→ What to do: Below are some records; give them all again exactly, but not the pictures.

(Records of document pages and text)
----------
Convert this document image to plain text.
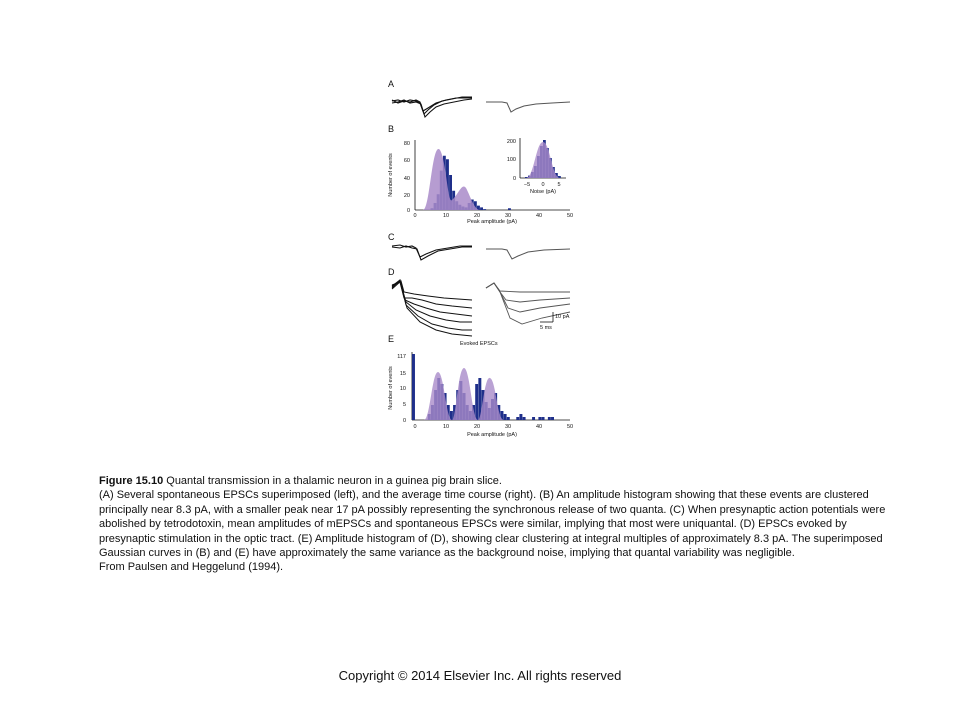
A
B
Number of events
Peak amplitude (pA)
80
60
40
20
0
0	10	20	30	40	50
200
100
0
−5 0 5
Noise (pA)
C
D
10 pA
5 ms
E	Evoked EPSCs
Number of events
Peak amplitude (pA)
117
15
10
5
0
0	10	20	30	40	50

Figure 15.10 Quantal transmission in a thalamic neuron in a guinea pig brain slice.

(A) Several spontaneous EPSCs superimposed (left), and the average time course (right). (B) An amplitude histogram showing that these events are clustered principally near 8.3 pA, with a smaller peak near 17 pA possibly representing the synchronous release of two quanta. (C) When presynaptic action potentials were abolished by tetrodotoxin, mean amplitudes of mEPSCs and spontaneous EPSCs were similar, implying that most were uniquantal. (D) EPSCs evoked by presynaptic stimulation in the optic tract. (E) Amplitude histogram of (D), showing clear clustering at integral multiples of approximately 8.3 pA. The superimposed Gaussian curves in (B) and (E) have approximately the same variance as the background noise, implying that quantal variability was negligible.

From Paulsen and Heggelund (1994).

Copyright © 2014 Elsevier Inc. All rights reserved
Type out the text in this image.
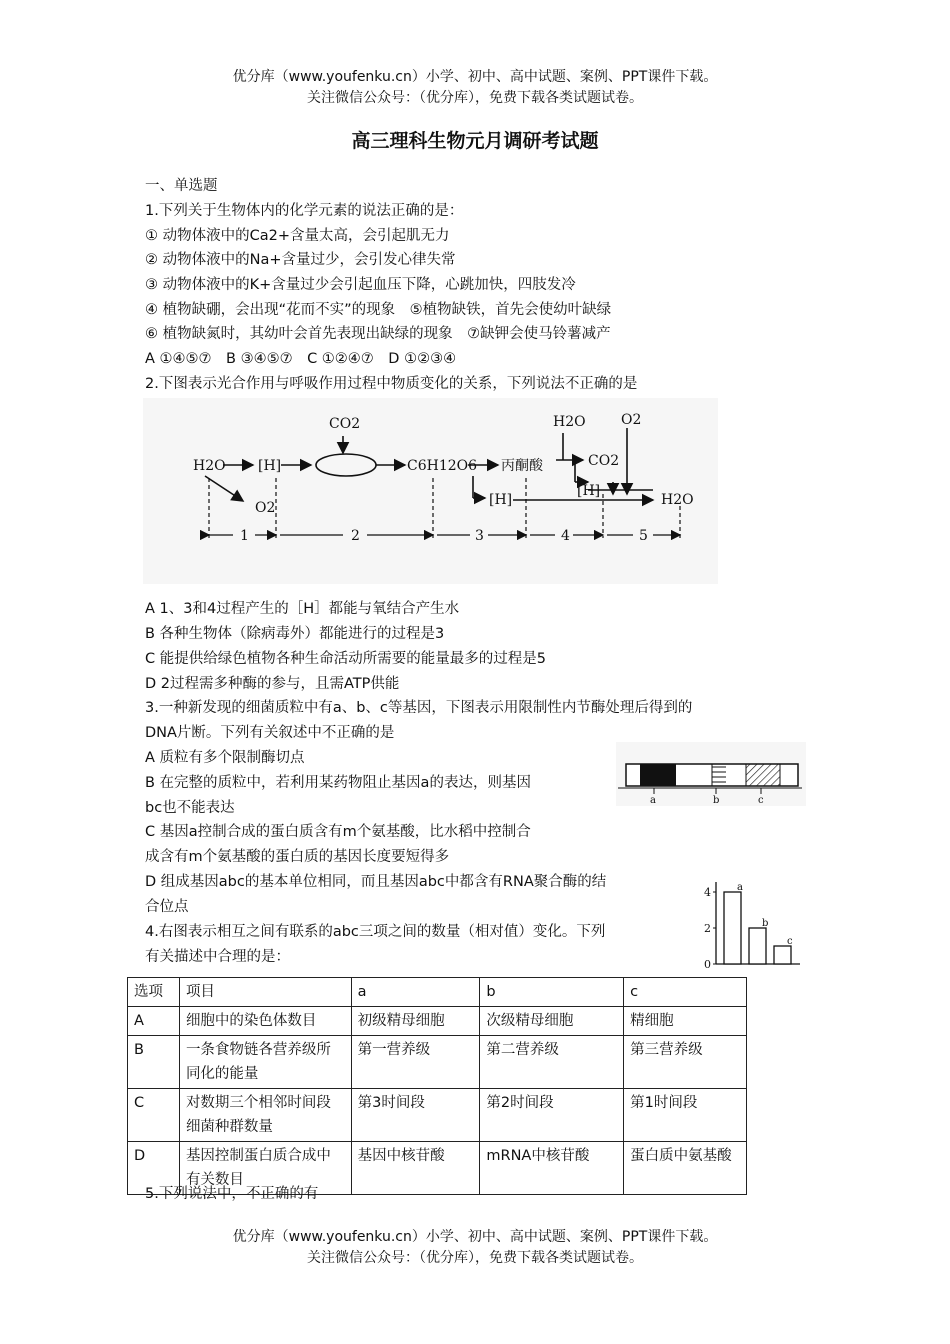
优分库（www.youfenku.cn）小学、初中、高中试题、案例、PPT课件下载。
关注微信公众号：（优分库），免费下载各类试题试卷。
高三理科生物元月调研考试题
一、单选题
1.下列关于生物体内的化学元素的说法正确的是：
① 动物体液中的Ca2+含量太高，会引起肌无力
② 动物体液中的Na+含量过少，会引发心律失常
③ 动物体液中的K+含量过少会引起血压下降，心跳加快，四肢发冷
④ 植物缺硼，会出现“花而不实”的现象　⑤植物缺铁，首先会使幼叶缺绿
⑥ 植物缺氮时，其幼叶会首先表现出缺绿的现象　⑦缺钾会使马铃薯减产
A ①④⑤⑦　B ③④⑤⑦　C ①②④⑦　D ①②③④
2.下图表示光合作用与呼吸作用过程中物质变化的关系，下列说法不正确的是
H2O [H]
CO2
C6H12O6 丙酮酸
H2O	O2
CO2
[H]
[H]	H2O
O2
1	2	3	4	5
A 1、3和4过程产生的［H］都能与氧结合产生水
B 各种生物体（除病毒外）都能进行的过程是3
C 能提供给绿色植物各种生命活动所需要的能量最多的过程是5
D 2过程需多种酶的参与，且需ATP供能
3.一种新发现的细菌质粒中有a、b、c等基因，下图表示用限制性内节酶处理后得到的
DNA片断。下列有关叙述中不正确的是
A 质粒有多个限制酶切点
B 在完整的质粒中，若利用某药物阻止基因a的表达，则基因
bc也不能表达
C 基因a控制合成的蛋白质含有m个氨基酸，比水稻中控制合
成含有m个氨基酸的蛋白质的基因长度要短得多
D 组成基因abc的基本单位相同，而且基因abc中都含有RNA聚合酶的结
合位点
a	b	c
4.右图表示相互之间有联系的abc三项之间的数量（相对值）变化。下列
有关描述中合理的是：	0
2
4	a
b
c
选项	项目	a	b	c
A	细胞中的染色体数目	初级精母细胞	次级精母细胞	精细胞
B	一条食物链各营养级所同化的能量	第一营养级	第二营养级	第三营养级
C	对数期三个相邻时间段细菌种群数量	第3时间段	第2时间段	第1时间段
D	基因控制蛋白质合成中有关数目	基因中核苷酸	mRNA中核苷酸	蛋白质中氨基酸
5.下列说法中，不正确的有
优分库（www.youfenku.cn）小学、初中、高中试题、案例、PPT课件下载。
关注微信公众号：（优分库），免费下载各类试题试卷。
----------
→ Answer box:
Convert this document image to plain text.
A
B
Number of events
Peak amplitude (pA)
80
60
40
20
0
0	10	20	30	40	50
200
100
0
−5 0 5
Noise (pA)
C
D
10 pA
5 ms
E	Evoked EPSCs
Number of events
Peak amplitude (pA)
117
15
10
5
0
0	10	20	30	40	50

Figure 15.10 Quantal transmission in a thalamic neuron in a guinea pig brain slice.

(A) Several spontaneous EPSCs superimposed (left), and the average time course (right). (B) An amplitude histogram showing that these events are clustered principally near 8.3 pA, with a smaller peak near 17 pA possibly representing the synchronous release of two quanta. (C) When presynaptic action potentials were abolished by tetrodotoxin, mean amplitudes of mEPSCs and spontaneous EPSCs were similar, implying that most were uniquantal. (D) EPSCs evoked by presynaptic stimulation in the optic tract. (E) Amplitude histogram of (D), showing clear clustering at integral multiples of approximately 8.3 pA. The superimposed Gaussian curves in (B) and (E) have approximately the same variance as the background noise, implying that quantal variability was negligible.

From Paulsen and Heggelund (1994).

Copyright © 2014 Elsevier Inc. All rights reserved
Type out the text in this image.
优分库（www.youfenku.cn）小学、初中、高中试题、案例、PPT课件下载。
关注微信公众号：（优分库），免费下载各类试题试卷。
高三理科生物元月调研考试题
一、单选题
1.下列关于生物体内的化学元素的说法正确的是：
① 动物体液中的Ca2+含量太高，会引起肌无力
② 动物体液中的Na+含量过少，会引发心律失常
③ 动物体液中的K+含量过少会引起血压下降，心跳加快，四肢发冷
④ 植物缺硼，会出现“花而不实”的现象　⑤植物缺铁，首先会使幼叶缺绿
⑥ 植物缺氮时，其幼叶会首先表现出缺绿的现象　⑦缺钾会使马铃薯减产
A ①④⑤⑦　B ③④⑤⑦　C ①②④⑦　D ①②③④
2.下图表示光合作用与呼吸作用过程中物质变化的关系，下列说法不正确的是
H2O [H]
CO2
C6H12O6 丙酮酸
H2O	O2
CO2
[H]
[H]	H2O
O2
1	2	3	4	5
A 1、3和4过程产生的［H］都能与氧结合产生水
B 各种生物体（除病毒外）都能进行的过程是3
C 能提供给绿色植物各种生命活动所需要的能量最多的过程是5
D 2过程需多种酶的参与，且需ATP供能
3.一种新发现的细菌质粒中有a、b、c等基因，下图表示用限制性内节酶处理后得到的
DNA片断。下列有关叙述中不正确的是
A 质粒有多个限制酶切点
B 在完整的质粒中，若利用某药物阻止基因a的表达，则基因
bc也不能表达
C 基因a控制合成的蛋白质含有m个氨基酸，比水稻中控制合
成含有m个氨基酸的蛋白质的基因长度要短得多
D 组成基因abc的基本单位相同，而且基因abc中都含有RNA聚合酶的结
合位点
a	b	c
4.右图表示相互之间有联系的abc三项之间的数量（相对值）变化。下列
有关描述中合理的是：	0
2
4	a
b
c
选项	项目	a	b	c
A	细胞中的染色体数目	初级精母细胞	次级精母细胞	精细胞
B	一条食物链各营养级所同化的能量	第一营养级	第二营养级	第三营养级
C	对数期三个相邻时间段细菌种群数量	第3时间段	第2时间段	第1时间段
D	基因控制蛋白质合成中有关数目	基因中核苷酸	mRNA中核苷酸	蛋白质中氨基酸
5.下列说法中，不正确的有
优分库（www.youfenku.cn）小学、初中、高中试题、案例、PPT课件下载。
关注微信公众号：（优分库），免费下载各类试题试卷。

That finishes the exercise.